**What you should do:** Report each line of the data that has "的余数为" somewhere in it.

(Stored records)
====

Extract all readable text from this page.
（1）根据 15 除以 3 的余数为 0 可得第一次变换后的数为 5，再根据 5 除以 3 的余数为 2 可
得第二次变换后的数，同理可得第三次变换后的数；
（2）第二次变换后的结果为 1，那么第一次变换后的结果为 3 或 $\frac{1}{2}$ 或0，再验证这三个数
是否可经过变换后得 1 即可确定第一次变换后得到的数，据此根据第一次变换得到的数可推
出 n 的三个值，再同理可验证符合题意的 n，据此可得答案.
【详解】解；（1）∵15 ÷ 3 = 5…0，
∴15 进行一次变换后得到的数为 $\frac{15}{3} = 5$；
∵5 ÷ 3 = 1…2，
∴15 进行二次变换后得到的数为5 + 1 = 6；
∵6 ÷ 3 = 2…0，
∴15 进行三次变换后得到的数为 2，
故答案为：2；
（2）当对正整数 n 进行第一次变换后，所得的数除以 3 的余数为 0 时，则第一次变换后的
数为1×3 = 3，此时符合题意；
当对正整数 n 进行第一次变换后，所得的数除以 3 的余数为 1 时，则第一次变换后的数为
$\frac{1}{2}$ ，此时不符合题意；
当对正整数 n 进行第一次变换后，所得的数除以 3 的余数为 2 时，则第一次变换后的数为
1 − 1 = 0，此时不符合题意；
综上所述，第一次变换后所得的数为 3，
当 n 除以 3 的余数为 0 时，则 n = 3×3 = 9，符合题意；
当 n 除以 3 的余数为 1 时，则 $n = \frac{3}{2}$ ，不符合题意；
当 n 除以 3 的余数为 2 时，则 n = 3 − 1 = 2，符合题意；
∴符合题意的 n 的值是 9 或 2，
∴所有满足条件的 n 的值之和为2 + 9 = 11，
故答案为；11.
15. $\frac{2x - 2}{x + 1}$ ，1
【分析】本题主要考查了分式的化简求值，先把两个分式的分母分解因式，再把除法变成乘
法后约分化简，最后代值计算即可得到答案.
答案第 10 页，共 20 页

====

**Solution to this problem:**
（1）根据 15 除以 3 的余数为 0 可得第一次变换后的数为 5，再根据 5 除以 3 的余数为 2 可
（2）当对正整数 n 进行第一次变换后，所得的数除以 3 的余数为 0 时，则第一次变换后的
当对正整数 n 进行第一次变换后，所得的数除以 3 的余数为 1 时，则第一次变换后的数为
当对正整数 n 进行第一次变换后，所得的数除以 3 的余数为 2 时，则第一次变换后的数为
当 n 除以 3 的余数为 0 时，则 n = 3×3 = 9，符合题意；
当 n 除以 3 的余数为 1 时，则 $n = \frac{3}{2}$ ，不符合题意；
当 n 除以 3 的余数为 2 时，则 n = 3 − 1 = 2，符合题意；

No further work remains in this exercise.